**TASK DESCRIPTION**: From the entries below, gather every line containing the string "Margin".
******
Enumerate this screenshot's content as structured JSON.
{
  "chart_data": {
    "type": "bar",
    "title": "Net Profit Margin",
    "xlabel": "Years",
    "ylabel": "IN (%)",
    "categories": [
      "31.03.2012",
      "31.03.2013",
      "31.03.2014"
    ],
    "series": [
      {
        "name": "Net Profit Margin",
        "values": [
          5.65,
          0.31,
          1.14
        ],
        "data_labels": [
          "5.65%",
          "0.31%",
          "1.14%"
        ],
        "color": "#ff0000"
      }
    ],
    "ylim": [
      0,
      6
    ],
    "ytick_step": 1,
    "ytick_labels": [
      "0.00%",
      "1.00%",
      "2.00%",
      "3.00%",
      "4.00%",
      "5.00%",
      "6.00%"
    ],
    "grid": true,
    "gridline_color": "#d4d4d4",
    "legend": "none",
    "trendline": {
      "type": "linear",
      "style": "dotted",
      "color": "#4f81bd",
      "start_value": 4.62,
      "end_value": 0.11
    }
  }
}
******
**RESPONSE TO THIS EXERCISE**:
    "title": "Net Profit Margin",
        "name": "Net Profit Margin",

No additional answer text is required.